··· EXTRACTED MATERIAL

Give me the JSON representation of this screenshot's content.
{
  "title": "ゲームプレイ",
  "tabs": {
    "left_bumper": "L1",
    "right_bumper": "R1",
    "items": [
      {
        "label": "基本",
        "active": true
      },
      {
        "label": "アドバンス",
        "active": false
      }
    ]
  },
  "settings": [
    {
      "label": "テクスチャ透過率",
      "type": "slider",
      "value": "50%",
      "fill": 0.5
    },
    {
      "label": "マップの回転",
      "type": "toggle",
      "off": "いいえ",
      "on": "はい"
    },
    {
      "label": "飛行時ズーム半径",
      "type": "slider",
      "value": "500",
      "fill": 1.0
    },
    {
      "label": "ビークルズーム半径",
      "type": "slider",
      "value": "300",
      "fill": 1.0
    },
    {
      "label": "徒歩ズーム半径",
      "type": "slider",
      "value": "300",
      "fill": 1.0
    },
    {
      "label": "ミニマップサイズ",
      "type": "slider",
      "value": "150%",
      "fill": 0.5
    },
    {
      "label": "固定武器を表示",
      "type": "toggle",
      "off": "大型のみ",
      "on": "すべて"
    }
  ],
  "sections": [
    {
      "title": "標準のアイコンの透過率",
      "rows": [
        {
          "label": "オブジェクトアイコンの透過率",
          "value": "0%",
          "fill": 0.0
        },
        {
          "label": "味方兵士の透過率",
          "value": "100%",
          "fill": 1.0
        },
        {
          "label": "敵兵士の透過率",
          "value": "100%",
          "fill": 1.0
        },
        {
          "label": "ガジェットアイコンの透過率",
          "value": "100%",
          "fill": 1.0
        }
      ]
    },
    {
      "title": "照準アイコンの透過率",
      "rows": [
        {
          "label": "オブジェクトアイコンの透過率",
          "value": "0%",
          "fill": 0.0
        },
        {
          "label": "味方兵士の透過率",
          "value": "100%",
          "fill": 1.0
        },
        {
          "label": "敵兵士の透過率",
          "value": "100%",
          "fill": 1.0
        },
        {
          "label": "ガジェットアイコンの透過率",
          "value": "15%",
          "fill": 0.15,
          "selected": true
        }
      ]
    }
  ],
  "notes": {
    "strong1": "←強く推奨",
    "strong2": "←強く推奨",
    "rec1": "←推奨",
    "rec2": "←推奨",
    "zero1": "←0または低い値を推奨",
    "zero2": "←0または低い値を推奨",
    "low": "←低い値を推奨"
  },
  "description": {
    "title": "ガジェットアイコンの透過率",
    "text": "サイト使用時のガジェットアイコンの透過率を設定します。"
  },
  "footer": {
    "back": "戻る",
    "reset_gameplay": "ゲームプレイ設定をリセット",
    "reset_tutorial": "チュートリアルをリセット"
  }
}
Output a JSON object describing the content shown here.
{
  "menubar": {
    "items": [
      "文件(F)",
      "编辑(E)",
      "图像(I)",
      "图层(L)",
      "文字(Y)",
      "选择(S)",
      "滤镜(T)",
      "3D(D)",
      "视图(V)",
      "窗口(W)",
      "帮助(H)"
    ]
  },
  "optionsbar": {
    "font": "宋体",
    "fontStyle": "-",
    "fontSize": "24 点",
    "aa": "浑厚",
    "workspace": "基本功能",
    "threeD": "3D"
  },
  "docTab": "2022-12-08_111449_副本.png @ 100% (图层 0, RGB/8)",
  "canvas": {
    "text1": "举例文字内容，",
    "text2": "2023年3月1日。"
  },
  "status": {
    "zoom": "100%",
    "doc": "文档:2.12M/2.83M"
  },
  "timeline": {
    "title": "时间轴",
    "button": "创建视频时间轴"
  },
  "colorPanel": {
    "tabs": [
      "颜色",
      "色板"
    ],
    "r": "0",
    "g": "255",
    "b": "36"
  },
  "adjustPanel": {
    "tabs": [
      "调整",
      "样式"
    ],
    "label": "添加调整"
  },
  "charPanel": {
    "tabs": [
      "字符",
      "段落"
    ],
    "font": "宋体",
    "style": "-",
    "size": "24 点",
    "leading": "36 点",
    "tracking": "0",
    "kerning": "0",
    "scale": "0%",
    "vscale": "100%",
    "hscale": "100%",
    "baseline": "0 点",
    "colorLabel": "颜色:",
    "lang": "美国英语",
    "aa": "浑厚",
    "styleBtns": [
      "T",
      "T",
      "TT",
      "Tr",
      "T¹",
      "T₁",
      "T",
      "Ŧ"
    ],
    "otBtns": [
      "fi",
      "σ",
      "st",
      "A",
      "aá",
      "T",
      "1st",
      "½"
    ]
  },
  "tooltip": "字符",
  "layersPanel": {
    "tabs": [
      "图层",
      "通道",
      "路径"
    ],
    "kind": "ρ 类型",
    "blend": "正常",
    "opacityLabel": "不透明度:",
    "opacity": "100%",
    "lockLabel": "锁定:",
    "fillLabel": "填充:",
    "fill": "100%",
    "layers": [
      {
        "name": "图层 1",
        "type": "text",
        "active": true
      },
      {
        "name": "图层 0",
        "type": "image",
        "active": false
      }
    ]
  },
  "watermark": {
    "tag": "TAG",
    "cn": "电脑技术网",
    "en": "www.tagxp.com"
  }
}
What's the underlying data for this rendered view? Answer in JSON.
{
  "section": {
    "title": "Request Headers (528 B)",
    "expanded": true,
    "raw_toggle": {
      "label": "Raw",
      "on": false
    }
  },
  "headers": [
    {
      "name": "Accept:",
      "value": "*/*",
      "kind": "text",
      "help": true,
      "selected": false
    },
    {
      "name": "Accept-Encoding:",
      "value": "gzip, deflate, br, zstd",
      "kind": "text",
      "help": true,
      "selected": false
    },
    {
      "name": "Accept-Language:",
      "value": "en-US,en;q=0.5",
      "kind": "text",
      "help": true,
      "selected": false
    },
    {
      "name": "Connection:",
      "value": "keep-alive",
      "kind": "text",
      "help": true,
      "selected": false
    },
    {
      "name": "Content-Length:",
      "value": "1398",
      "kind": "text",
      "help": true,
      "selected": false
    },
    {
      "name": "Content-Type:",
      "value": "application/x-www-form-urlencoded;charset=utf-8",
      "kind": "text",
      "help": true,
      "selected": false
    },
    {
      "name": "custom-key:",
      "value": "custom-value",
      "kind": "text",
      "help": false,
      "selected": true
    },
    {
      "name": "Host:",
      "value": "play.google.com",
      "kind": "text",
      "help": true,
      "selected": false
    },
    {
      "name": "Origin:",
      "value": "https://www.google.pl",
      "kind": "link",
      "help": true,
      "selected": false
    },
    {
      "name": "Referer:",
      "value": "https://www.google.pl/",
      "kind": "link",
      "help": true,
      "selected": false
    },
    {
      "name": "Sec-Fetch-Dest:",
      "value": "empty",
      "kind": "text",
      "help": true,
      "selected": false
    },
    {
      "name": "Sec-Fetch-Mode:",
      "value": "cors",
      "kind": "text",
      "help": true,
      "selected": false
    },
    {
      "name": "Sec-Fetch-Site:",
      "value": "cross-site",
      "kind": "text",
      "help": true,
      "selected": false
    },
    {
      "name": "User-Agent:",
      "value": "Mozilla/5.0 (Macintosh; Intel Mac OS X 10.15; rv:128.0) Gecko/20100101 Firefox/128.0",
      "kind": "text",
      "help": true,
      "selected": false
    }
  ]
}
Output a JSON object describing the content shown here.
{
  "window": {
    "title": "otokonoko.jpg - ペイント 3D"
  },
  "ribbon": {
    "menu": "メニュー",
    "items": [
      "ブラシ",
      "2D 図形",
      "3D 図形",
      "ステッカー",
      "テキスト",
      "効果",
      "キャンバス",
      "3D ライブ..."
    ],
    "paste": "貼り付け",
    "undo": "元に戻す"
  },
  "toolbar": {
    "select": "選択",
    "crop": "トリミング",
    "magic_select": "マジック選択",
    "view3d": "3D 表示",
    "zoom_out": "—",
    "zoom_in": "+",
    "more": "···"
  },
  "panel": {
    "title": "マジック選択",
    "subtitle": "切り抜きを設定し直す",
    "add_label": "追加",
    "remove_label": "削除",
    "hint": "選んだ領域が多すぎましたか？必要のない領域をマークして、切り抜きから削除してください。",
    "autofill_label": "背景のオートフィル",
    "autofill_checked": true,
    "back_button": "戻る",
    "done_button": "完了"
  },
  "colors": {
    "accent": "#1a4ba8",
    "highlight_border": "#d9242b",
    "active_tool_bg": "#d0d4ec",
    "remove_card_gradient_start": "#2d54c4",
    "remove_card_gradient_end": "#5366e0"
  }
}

······

WORK REQUIRED -
Reproduce every line from the entries that holds the word "JSON".

ANSWER IN FULL -
Give me the JSON representation of this screenshot's content.
Output a JSON object describing the content shown here.
What's the underlying data for this rendered view? Answer in JSON.
Output a JSON object describing the content shown here.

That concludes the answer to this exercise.